▸ PROBLEM DESCRIPTION
In your copy, reproduce the entries exactly as they are, minus the images.
────────────────
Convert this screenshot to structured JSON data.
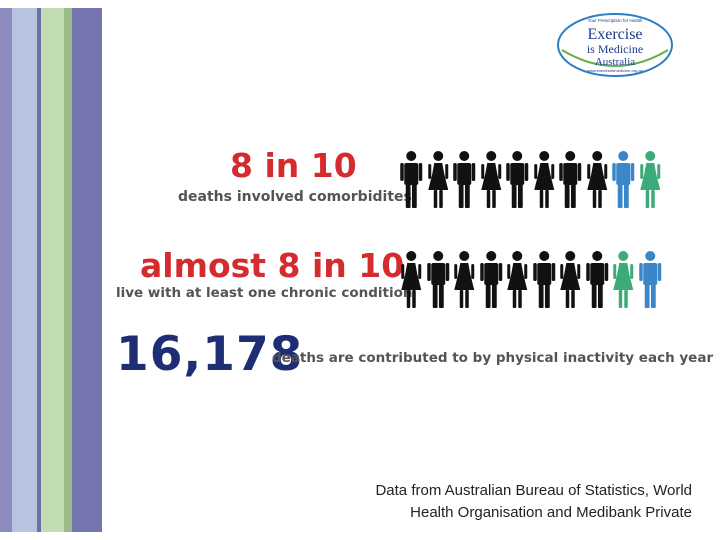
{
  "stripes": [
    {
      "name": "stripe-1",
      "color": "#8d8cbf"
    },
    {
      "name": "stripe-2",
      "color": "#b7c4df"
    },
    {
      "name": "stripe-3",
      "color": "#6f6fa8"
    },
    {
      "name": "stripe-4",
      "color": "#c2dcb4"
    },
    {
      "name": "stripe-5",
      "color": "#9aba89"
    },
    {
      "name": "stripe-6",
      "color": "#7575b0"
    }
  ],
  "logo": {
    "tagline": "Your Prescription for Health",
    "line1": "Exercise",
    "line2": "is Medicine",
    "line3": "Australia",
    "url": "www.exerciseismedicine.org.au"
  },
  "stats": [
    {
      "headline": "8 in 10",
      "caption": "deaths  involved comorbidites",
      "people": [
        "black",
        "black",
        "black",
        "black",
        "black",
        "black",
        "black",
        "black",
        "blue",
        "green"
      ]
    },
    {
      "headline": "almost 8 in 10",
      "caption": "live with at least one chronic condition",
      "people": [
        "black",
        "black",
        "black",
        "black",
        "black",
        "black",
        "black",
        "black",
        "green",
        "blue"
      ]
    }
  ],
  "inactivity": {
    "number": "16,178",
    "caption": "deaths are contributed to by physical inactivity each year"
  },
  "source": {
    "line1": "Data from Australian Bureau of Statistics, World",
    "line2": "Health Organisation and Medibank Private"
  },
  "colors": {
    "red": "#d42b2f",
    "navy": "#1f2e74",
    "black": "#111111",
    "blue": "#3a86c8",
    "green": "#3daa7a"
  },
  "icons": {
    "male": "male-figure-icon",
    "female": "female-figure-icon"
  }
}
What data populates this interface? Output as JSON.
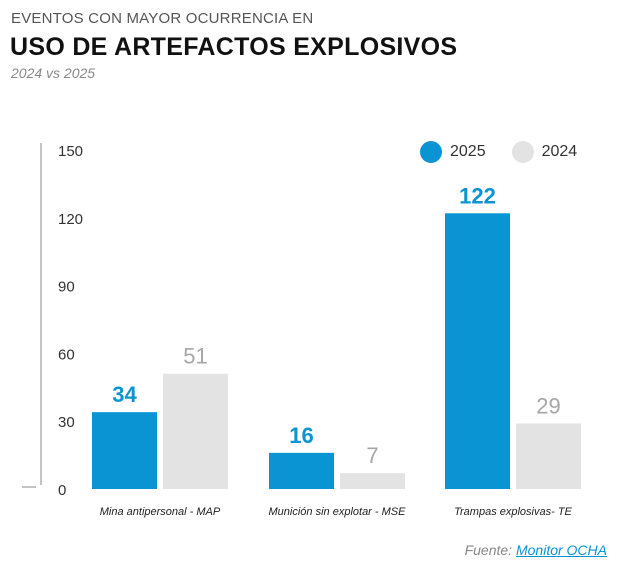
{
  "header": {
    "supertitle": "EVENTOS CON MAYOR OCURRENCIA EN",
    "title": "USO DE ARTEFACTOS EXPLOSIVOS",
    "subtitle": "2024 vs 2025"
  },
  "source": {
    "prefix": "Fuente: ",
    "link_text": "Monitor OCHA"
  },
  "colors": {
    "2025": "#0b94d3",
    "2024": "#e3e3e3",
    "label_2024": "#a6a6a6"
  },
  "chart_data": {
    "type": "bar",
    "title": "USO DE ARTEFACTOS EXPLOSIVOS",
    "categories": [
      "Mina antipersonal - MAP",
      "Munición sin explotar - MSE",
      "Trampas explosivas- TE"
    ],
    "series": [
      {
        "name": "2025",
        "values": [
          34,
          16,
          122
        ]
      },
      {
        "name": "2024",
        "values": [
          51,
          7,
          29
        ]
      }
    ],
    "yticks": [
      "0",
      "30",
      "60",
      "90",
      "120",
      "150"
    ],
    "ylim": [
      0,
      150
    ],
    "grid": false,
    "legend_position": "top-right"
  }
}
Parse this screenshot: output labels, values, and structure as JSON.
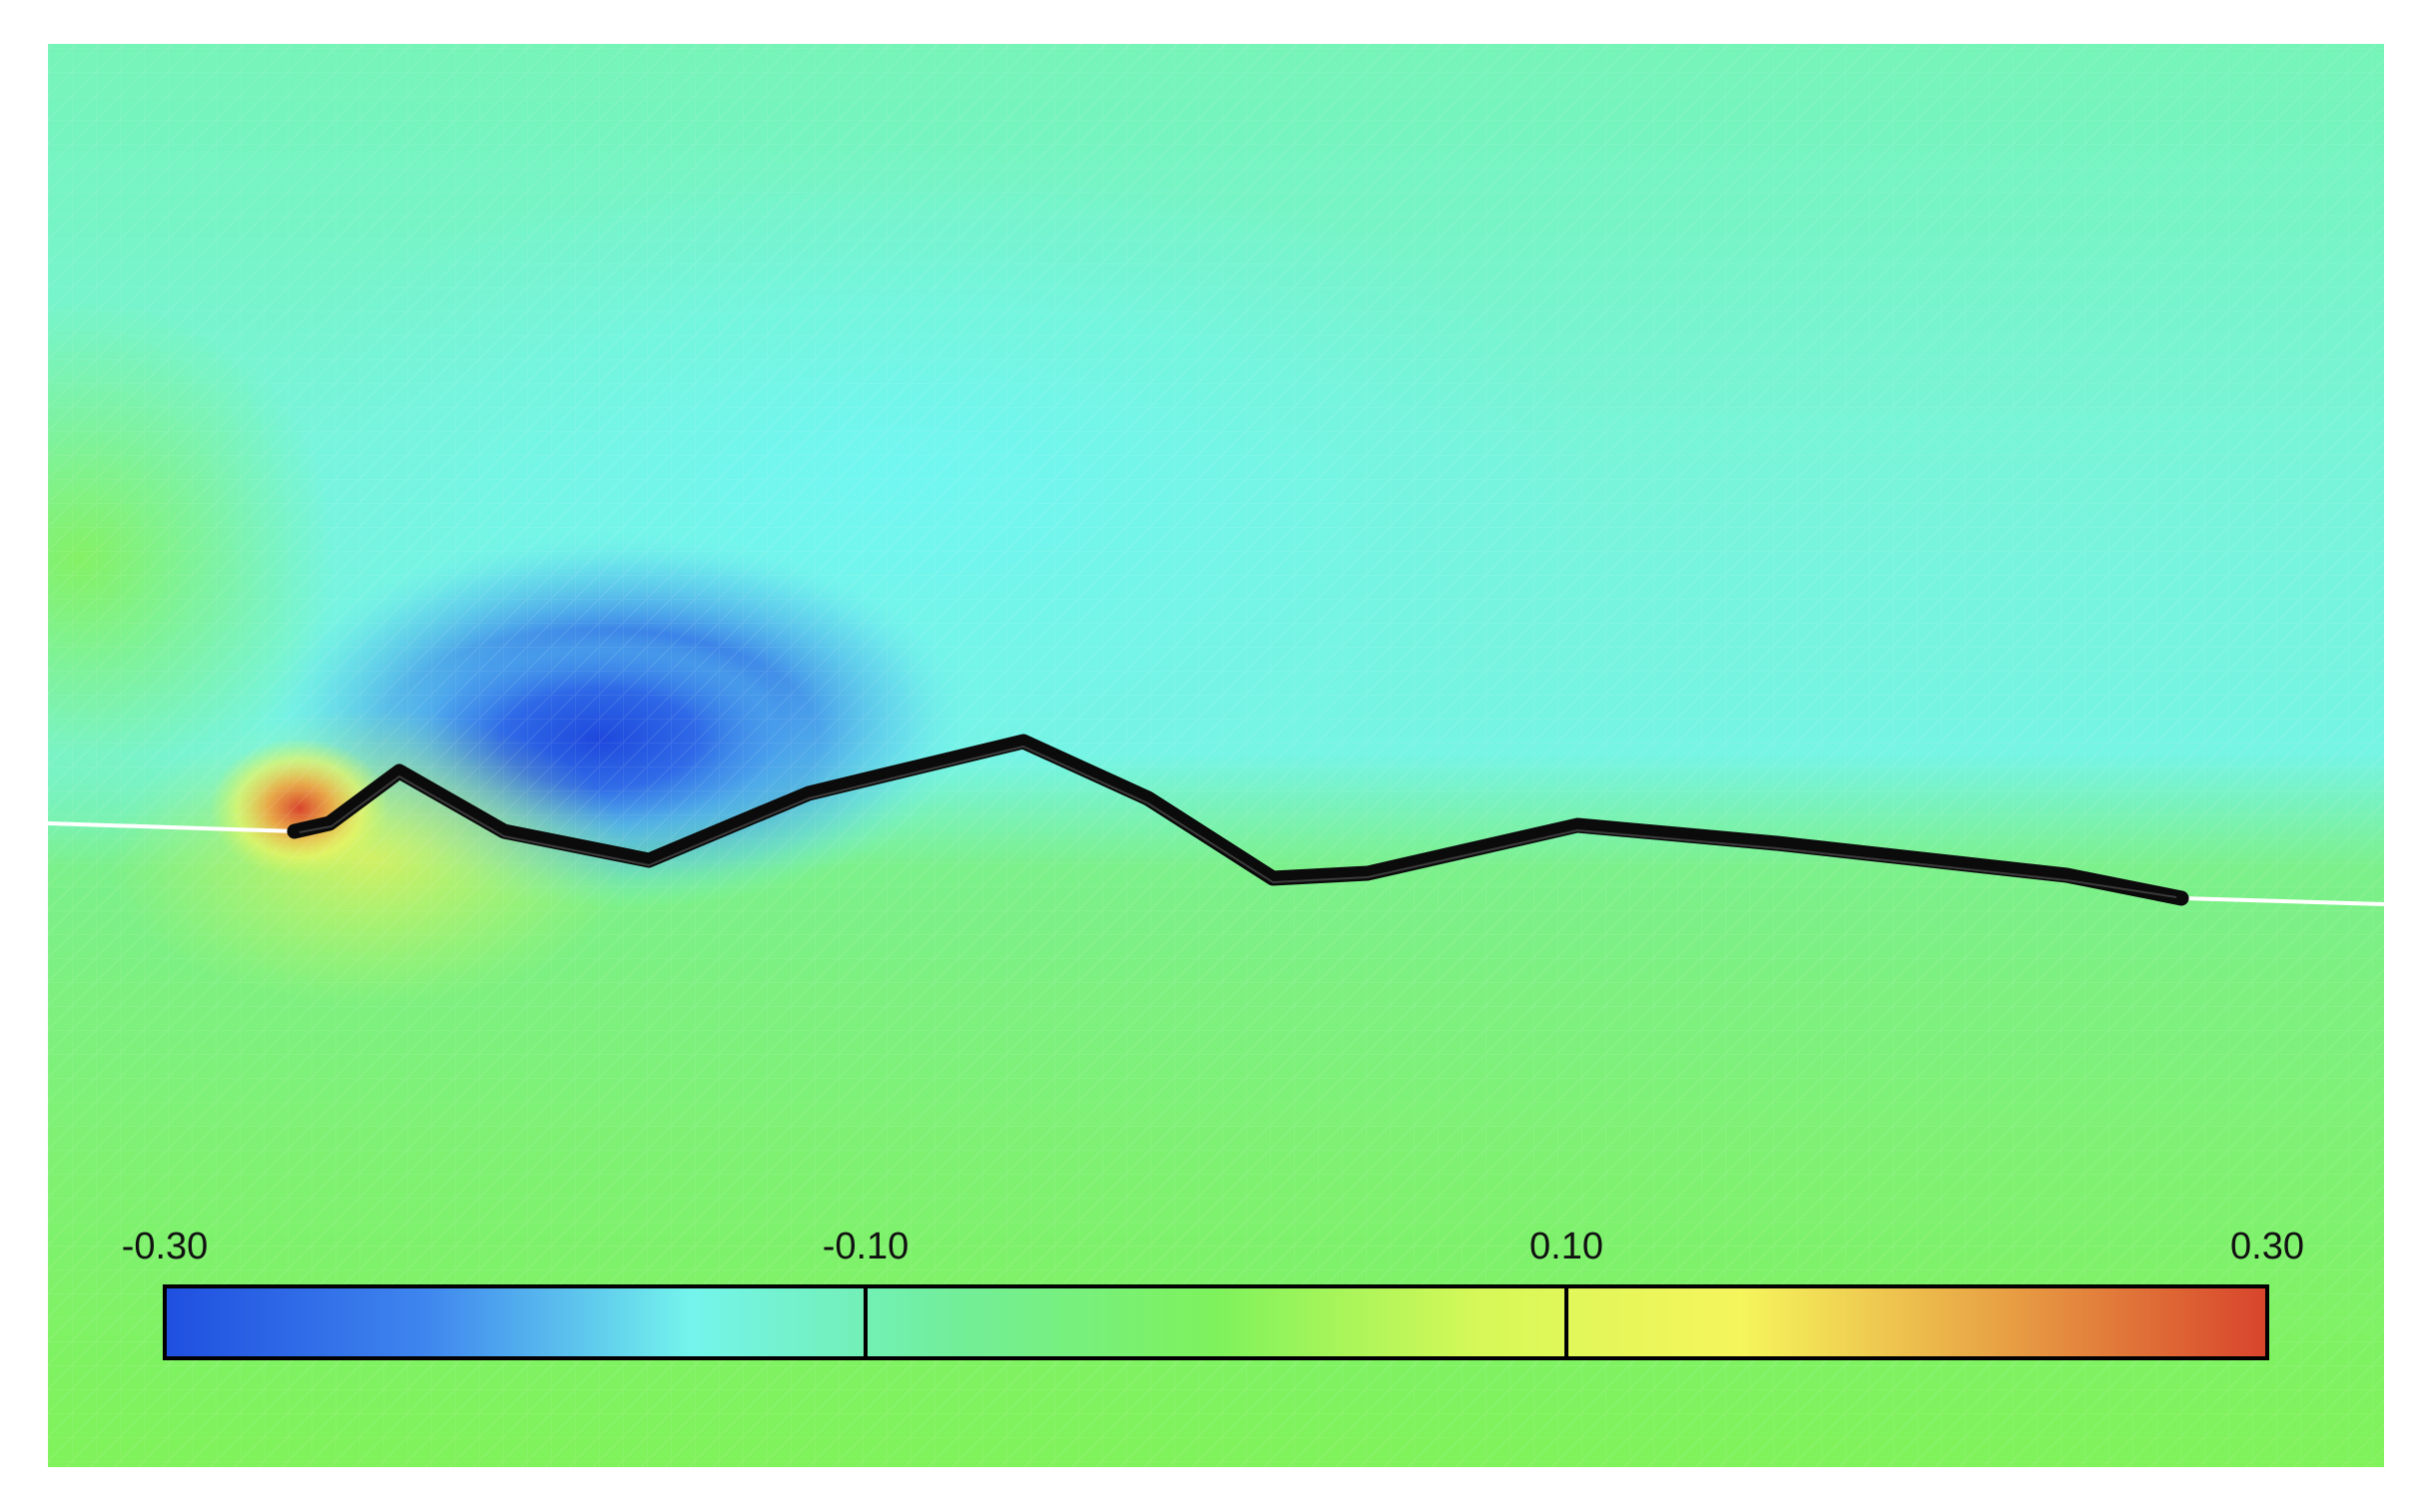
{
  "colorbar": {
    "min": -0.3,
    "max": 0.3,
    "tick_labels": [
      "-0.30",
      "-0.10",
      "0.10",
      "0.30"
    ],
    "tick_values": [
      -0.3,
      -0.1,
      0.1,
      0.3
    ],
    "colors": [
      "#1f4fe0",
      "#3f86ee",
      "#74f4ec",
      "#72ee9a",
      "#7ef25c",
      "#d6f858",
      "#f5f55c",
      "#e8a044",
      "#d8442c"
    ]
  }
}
────────────────
▸ OUTPUT FOR THIS EXERCISE
Convert this screenshot to structured JSON data.
{
  "stripes": [
    {
      "name": "stripe-1",
      "color": "#8d8cbf"
    },
    {
      "name": "stripe-2",
      "color": "#b7c4df"
    },
    {
      "name": "stripe-3",
      "color": "#6f6fa8"
    },
    {
      "name": "stripe-4",
      "color": "#c2dcb4"
    },
    {
      "name": "stripe-5",
      "color": "#9aba89"
    },
    {
      "name": "stripe-6",
      "color": "#7575b0"
    }
  ],
  "logo": {
    "tagline": "Your Prescription for Health",
    "line1": "Exercise",
    "line2": "is Medicine",
    "line3": "Australia",
    "url": "www.exerciseismedicine.org.au"
  },
  "stats": [
    {
      "headline": "8 in 10",
      "caption": "deaths  involved comorbidites",
      "people": [
        "black",
        "black",
        "black",
        "black",
        "black",
        "black",
        "black",
        "black",
        "blue",
        "green"
      ]
    },
    {
      "headline": "almost 8 in 10",
      "caption": "live with at least one chronic condition",
      "people": [
        "black",
        "black",
        "black",
        "black",
        "black",
        "black",
        "black",
        "black",
        "green",
        "blue"
      ]
    }
  ],
  "inactivity": {
    "number": "16,178",
    "caption": "deaths are contributed to by physical inactivity each year"
  },
  "source": {
    "line1": "Data from Australian Bureau of Statistics, World",
    "line2": "Health Organisation and Medibank Private"
  },
  "colors": {
    "red": "#d42b2f",
    "navy": "#1f2e74",
    "black": "#111111",
    "blue": "#3a86c8",
    "green": "#3daa7a"
  },
  "icons": {
    "male": "male-figure-icon",
    "female": "female-figure-icon"
  }
}
What data populates this interface? Output as JSON.
{
  "header": {
    "supertitle": "EVENTOS CON MAYOR OCURRENCIA EN",
    "title": "USO DE ARTEFACTOS EXPLOSIVOS",
    "subtitle": "2024 vs 2025"
  },
  "source": {
    "prefix": "Fuente: ",
    "link_text": "Monitor OCHA"
  },
  "colors": {
    "2025": "#0b94d3",
    "2024": "#e3e3e3",
    "label_2024": "#a6a6a6"
  },
  "chart_data": {
    "type": "bar",
    "title": "USO DE ARTEFACTOS EXPLOSIVOS",
    "categories": [
      "Mina antipersonal - MAP",
      "Munición sin explotar - MSE",
      "Trampas explosivas- TE"
    ],
    "series": [
      {
        "name": "2025",
        "values": [
          34,
          16,
          122
        ]
      },
      {
        "name": "2024",
        "values": [
          51,
          7,
          29
        ]
      }
    ],
    "yticks": [
      "0",
      "30",
      "60",
      "90",
      "120",
      "150"
    ],
    "ylim": [
      0,
      150
    ],
    "grid": false,
    "legend_position": "top-right"
  }
}
Parse this screenshot: output labels, values, and structure as JSON.
{
  "colorbar": {
    "min": -0.3,
    "max": 0.3,
    "tick_labels": [
      "-0.30",
      "-0.10",
      "0.10",
      "0.30"
    ],
    "tick_values": [
      -0.3,
      -0.1,
      0.1,
      0.3
    ],
    "colors": [
      "#1f4fe0",
      "#3f86ee",
      "#74f4ec",
      "#72ee9a",
      "#7ef25c",
      "#d6f858",
      "#f5f55c",
      "#e8a044",
      "#d8442c"
    ]
  }
}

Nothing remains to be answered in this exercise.